== PROBLEM TO SOLVE ==
Please write out the records word for word, from the very beginning up to and including the line that contains "room-3-height: 2,17 (744, 650, 765, 690)".
= = =
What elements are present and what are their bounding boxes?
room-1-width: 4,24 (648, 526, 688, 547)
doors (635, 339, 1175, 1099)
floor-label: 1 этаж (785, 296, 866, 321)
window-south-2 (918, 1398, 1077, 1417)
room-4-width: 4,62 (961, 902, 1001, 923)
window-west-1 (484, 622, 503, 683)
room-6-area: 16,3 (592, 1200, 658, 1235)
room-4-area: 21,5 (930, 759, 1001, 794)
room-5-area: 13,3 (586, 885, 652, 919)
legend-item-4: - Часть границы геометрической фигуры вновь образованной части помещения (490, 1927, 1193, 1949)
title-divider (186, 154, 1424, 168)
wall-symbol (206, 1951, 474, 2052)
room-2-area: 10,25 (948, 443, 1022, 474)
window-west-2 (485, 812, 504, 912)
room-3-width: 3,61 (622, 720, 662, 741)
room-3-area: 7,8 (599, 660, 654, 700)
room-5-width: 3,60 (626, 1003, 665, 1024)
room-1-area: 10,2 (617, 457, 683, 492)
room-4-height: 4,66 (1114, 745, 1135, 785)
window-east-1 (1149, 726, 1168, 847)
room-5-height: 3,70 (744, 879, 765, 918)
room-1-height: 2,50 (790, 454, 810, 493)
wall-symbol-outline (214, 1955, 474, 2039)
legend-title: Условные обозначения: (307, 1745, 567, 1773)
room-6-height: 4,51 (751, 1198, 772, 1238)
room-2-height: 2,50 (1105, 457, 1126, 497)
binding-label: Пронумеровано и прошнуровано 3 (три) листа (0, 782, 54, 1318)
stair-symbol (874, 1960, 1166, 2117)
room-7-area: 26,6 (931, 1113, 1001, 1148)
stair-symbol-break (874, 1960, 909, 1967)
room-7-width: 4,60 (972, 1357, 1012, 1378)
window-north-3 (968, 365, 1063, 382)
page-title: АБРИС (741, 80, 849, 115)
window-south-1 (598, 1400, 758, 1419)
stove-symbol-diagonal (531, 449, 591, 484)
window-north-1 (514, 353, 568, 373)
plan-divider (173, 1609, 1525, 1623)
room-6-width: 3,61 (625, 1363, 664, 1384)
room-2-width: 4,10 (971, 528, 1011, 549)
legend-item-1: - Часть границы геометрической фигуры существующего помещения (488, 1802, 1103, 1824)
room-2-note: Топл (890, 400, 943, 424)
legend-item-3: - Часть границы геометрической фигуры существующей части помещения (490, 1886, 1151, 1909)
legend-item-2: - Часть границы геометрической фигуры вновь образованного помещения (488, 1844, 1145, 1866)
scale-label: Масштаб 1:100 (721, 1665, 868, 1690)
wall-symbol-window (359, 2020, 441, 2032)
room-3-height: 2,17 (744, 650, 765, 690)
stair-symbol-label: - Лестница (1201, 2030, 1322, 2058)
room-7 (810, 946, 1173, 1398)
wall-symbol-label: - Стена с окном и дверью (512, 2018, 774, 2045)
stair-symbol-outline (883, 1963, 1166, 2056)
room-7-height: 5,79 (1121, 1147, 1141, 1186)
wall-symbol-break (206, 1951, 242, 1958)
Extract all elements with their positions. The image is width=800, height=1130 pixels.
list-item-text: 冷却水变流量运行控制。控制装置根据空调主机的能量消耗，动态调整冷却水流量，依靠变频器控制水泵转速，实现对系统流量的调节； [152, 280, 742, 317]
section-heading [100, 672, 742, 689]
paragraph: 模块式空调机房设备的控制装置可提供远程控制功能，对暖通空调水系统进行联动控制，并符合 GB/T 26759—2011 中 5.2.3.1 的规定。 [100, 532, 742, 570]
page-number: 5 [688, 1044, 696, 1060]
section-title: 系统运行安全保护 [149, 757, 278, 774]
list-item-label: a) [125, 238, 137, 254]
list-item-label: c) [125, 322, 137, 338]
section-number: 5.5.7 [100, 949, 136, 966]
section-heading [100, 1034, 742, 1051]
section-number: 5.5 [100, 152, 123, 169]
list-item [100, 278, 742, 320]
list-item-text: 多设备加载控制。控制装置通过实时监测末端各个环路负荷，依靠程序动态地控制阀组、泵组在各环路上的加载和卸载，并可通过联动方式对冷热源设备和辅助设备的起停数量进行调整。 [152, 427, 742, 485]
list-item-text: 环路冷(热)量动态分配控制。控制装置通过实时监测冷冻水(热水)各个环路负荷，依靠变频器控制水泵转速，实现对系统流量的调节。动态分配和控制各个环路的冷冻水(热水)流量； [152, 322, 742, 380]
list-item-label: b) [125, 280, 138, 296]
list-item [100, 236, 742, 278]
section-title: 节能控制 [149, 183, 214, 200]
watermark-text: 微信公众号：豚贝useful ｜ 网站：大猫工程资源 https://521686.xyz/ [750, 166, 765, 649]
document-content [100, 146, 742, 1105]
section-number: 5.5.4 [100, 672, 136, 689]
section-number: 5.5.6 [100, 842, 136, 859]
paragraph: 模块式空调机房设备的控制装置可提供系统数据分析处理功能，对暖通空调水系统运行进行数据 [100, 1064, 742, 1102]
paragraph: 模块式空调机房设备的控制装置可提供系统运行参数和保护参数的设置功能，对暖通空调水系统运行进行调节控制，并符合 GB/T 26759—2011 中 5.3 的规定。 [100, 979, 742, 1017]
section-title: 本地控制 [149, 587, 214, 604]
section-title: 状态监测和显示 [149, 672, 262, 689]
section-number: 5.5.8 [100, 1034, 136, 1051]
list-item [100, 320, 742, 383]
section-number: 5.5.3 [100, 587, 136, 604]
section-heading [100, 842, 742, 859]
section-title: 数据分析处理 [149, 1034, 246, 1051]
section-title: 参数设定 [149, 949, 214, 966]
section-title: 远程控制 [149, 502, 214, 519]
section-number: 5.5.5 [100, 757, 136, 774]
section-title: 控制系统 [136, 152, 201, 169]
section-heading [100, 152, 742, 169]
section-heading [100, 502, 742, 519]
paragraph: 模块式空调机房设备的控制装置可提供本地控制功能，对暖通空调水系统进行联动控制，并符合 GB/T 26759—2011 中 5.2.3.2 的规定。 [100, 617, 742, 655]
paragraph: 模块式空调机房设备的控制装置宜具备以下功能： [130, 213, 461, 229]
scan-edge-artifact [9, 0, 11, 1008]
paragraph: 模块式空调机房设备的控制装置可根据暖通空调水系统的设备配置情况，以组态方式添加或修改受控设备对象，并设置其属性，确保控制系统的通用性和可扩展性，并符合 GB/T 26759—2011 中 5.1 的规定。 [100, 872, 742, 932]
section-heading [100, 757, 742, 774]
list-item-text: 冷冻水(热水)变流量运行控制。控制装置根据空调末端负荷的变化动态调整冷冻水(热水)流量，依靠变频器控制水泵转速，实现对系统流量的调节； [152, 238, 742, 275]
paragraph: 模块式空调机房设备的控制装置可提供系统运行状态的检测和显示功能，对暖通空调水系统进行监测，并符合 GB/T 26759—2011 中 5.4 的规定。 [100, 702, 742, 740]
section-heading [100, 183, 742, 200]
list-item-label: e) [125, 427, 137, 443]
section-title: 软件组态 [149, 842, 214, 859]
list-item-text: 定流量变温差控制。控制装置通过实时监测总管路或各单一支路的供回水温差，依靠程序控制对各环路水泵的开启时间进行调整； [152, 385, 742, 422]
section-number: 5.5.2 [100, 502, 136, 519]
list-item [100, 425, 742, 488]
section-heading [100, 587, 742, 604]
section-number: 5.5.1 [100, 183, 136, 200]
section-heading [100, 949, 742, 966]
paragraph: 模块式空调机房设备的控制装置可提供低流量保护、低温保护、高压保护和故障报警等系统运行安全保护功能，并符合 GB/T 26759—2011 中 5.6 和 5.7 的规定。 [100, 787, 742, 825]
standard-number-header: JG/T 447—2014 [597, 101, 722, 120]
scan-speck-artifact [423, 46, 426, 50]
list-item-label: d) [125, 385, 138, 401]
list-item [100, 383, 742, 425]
= = =
== SOLUTION TO THIS TASK ==
What elements are present and what are their bounding boxes?
room-1-width: 4,24 (648, 526, 688, 547)
doors (635, 339, 1175, 1099)
floor-label: 1 этаж (785, 296, 866, 321)
window-south-2 (918, 1398, 1077, 1417)
room-4-width: 4,62 (961, 902, 1001, 923)
window-west-1 (484, 622, 503, 683)
room-6-area: 16,3 (592, 1200, 658, 1235)
room-4-area: 21,5 (930, 759, 1001, 794)
room-5-area: 13,3 (586, 885, 652, 919)
legend-item-4: - Часть границы геометрической фигуры вновь образованной части помещения (490, 1927, 1193, 1949)
title-divider (186, 154, 1424, 168)
wall-symbol (206, 1951, 474, 2052)
room-2-area: 10,25 (948, 443, 1022, 474)
window-west-2 (485, 812, 504, 912)
room-3-width: 3,61 (622, 720, 662, 741)
room-3-area: 7,8 (599, 660, 654, 700)
room-5-width: 3,60 (626, 1003, 665, 1024)
room-1-area: 10,2 (617, 457, 683, 492)
room-4-height: 4,66 (1114, 745, 1135, 785)
window-east-1 (1149, 726, 1168, 847)
room-5-height: 3,70 (744, 879, 765, 918)
room-1-height: 2,50 (790, 454, 810, 493)
wall-symbol-outline (214, 1955, 474, 2039)
legend-title: Условные обозначения: (307, 1745, 567, 1773)
room-6-height: 4,51 (751, 1198, 772, 1238)
room-2-height: 2,50 (1105, 457, 1126, 497)
binding-label: Пронумеровано и прошнуровано 3 (три) листа (0, 782, 54, 1318)
stair-symbol (874, 1960, 1166, 2117)
room-7-area: 26,6 (931, 1113, 1001, 1148)
stair-symbol-break (874, 1960, 909, 1967)
room-7-width: 4,60 (972, 1357, 1012, 1378)
window-north-3 (968, 365, 1063, 382)
page-title: АБРИС (741, 80, 849, 115)
window-south-1 (598, 1400, 758, 1419)
stove-symbol-diagonal (531, 449, 591, 484)
window-north-1 (514, 353, 568, 373)
plan-divider (173, 1609, 1525, 1623)
room-6-width: 3,61 (625, 1363, 664, 1384)
room-2-width: 4,10 (971, 528, 1011, 549)
legend-item-1: - Часть границы геометрической фигуры существующего помещения (488, 1802, 1103, 1824)
room-2-note: Топл (890, 400, 943, 424)
legend-item-3: - Часть границы геометрической фигуры существующей части помещения (490, 1886, 1151, 1909)
legend-item-2: - Часть границы геометрической фигуры вновь образованного помещения (488, 1844, 1145, 1866)
scale-label: Масштаб 1:100 (721, 1665, 868, 1690)
wall-symbol-window (359, 2020, 441, 2032)
room-3-height: 2,17 (744, 650, 765, 690)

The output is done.